-- Start GIVEN RECORDS --

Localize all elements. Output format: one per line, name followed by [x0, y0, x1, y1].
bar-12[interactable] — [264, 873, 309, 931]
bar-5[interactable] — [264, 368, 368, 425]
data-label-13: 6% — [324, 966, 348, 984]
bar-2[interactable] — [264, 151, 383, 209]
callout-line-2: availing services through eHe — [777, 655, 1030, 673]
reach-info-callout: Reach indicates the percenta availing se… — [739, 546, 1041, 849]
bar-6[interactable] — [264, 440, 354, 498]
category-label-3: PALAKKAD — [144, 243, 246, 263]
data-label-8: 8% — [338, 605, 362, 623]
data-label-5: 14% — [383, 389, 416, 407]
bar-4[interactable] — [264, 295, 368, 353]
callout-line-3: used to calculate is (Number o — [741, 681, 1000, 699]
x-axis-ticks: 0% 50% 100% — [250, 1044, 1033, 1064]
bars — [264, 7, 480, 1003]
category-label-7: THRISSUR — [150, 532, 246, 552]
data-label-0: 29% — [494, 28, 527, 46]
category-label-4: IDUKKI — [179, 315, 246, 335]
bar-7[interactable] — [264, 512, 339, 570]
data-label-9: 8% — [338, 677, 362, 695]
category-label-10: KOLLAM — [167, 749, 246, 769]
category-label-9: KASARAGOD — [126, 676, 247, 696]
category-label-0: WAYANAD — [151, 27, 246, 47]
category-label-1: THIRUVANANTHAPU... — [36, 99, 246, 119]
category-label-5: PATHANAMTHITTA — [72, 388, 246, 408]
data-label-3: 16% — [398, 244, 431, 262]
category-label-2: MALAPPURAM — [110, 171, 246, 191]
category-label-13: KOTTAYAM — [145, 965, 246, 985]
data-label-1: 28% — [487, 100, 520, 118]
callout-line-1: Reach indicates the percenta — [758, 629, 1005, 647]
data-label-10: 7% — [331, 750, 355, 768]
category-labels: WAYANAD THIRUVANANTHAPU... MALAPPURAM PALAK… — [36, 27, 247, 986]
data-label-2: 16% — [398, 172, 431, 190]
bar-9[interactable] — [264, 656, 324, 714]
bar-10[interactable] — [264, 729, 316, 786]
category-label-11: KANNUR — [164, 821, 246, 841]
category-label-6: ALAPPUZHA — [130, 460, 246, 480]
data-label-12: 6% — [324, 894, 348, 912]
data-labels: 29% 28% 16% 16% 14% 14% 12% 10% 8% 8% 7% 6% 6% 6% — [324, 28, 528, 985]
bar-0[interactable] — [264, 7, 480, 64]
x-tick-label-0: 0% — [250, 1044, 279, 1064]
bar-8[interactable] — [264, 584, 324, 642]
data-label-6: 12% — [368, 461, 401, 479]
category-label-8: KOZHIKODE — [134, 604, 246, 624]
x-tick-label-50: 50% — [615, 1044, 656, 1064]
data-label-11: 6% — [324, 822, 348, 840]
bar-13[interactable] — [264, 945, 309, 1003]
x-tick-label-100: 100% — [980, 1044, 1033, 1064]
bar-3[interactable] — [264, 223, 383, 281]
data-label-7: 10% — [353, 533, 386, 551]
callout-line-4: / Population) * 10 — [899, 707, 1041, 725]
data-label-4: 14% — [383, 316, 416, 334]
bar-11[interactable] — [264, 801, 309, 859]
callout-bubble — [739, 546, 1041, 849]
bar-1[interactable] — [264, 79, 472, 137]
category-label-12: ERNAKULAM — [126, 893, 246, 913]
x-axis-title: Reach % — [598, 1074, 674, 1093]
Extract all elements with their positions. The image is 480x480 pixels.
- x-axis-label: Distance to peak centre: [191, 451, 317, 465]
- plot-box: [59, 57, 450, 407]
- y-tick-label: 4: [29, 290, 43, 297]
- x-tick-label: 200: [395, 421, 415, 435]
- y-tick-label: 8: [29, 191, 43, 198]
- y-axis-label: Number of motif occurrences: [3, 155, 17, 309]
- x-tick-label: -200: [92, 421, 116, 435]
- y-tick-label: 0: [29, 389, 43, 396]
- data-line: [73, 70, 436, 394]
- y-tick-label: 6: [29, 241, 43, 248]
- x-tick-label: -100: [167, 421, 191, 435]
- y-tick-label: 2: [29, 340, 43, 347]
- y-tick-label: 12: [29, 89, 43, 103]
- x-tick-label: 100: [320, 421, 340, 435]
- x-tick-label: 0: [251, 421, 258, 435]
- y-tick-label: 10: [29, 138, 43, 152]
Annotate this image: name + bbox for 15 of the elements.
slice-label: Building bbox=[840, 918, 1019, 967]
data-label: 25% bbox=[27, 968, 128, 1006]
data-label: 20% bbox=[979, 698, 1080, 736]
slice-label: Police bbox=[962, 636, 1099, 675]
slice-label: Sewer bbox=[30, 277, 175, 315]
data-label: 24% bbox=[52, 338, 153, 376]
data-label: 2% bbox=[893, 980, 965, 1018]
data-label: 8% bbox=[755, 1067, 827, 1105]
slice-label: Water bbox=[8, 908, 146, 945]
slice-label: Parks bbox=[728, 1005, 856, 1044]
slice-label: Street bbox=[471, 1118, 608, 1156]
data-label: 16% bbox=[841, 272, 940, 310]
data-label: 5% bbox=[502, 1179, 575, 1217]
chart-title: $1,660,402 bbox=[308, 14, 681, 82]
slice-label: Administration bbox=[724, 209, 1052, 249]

-- End GIVEN RECORDS --

▸ GOAL
Repeat all of the rows above word for word, leaving every line unchanged.

▸ THE RESULT
Localize all elements. Output format: one per line, name followed by [x0, y0, x1, y1].
bar-12[interactable] — [264, 873, 309, 931]
bar-5[interactable] — [264, 368, 368, 425]
data-label-13: 6% — [324, 966, 348, 984]
bar-2[interactable] — [264, 151, 383, 209]
callout-line-2: availing services through eHe — [777, 655, 1030, 673]
reach-info-callout: Reach indicates the percenta availing se… — [739, 546, 1041, 849]
bar-6[interactable] — [264, 440, 354, 498]
category-label-3: PALAKKAD — [144, 243, 246, 263]
data-label-8: 8% — [338, 605, 362, 623]
data-label-5: 14% — [383, 389, 416, 407]
bar-4[interactable] — [264, 295, 368, 353]
callout-line-3: used to calculate is (Number o — [741, 681, 1000, 699]
x-axis-ticks: 0% 50% 100% — [250, 1044, 1033, 1064]
bars — [264, 7, 480, 1003]
category-label-7: THRISSUR — [150, 532, 246, 552]
data-label-0: 29% — [494, 28, 527, 46]
category-label-4: IDUKKI — [179, 315, 246, 335]
bar-7[interactable] — [264, 512, 339, 570]
data-label-9: 8% — [338, 677, 362, 695]
category-label-10: KOLLAM — [167, 749, 246, 769]
category-label-9: KASARAGOD — [126, 676, 247, 696]
category-label-0: WAYANAD — [151, 27, 246, 47]
category-label-1: THIRUVANANTHAPU... — [36, 99, 246, 119]
category-label-5: PATHANAMTHITTA — [72, 388, 246, 408]
data-label-3: 16% — [398, 244, 431, 262]
category-label-2: MALAPPURAM — [110, 171, 246, 191]
category-label-13: KOTTAYAM — [145, 965, 246, 985]
data-label-1: 28% — [487, 100, 520, 118]
callout-line-1: Reach indicates the percenta — [758, 629, 1005, 647]
data-label-10: 7% — [331, 750, 355, 768]
category-labels: WAYANAD THIRUVANANTHAPU... MALAPPURAM PALAK… — [36, 27, 247, 986]
data-label-2: 16% — [398, 172, 431, 190]
bar-9[interactable] — [264, 656, 324, 714]
bar-10[interactable] — [264, 729, 316, 786]
category-label-11: KANNUR — [164, 821, 246, 841]
category-label-6: ALAPPUZHA — [130, 460, 246, 480]
data-label-12: 6% — [324, 894, 348, 912]
data-labels: 29% 28% 16% 16% 14% 14% 12% 10% 8% 8% 7% 6% 6% 6% — [324, 28, 528, 985]
bar-0[interactable] — [264, 7, 480, 64]
x-tick-label-0: 0% — [250, 1044, 279, 1064]
bar-8[interactable] — [264, 584, 324, 642]
data-label-6: 12% — [368, 461, 401, 479]
category-label-8: KOZHIKODE — [134, 604, 246, 624]
x-tick-label-50: 50% — [615, 1044, 656, 1064]
data-label-11: 6% — [324, 822, 348, 840]
bar-13[interactable] — [264, 945, 309, 1003]
x-tick-label-100: 100% — [980, 1044, 1033, 1064]
bar-3[interactable] — [264, 223, 383, 281]
data-label-7: 10% — [353, 533, 386, 551]
callout-line-4: / Population) * 10 — [899, 707, 1041, 725]
data-label-4: 14% — [383, 316, 416, 334]
bar-11[interactable] — [264, 801, 309, 859]
callout-bubble — [739, 546, 1041, 849]
bar-1[interactable] — [264, 79, 472, 137]
category-label-12: ERNAKULAM — [126, 893, 246, 913]
x-axis-title: Reach % — [598, 1074, 674, 1093]
Extract all elements with their positions. The image is 480x480 pixels.
- x-axis-label: Distance to peak centre: [191, 451, 317, 465]
- plot-box: [59, 57, 450, 407]
- y-tick-label: 4: [29, 290, 43, 297]
- x-tick-label: 200: [395, 421, 415, 435]
- y-tick-label: 8: [29, 191, 43, 198]
- y-axis-label: Number of motif occurrences: [3, 155, 17, 309]
- x-tick-label: -200: [92, 421, 116, 435]
- y-tick-label: 0: [29, 389, 43, 396]
- data-line: [73, 70, 436, 394]
- y-tick-label: 6: [29, 241, 43, 248]
- x-tick-label: -100: [167, 421, 191, 435]
- y-tick-label: 2: [29, 340, 43, 347]
- y-tick-label: 12: [29, 89, 43, 103]
- x-tick-label: 100: [320, 421, 340, 435]
- x-tick-label: 0: [251, 421, 258, 435]
- y-tick-label: 10: [29, 138, 43, 152]
Annotate this image: name + bbox for 15 of the elements.
slice-label: Building bbox=[840, 918, 1019, 967]
data-label: 25% bbox=[27, 968, 128, 1006]
data-label: 20% bbox=[979, 698, 1080, 736]
slice-label: Police bbox=[962, 636, 1099, 675]
slice-label: Sewer bbox=[30, 277, 175, 315]
data-label: 24% bbox=[52, 338, 153, 376]
data-label: 2% bbox=[893, 980, 965, 1018]
data-label: 8% bbox=[755, 1067, 827, 1105]
slice-label: Water bbox=[8, 908, 146, 945]
slice-label: Parks bbox=[728, 1005, 856, 1044]
slice-label: Street bbox=[471, 1118, 608, 1156]
data-label: 16% bbox=[841, 272, 940, 310]
data-label: 5% bbox=[502, 1179, 575, 1217]
chart-title: $1,660,402 bbox=[308, 14, 681, 82]
slice-label: Administration bbox=[724, 209, 1052, 249]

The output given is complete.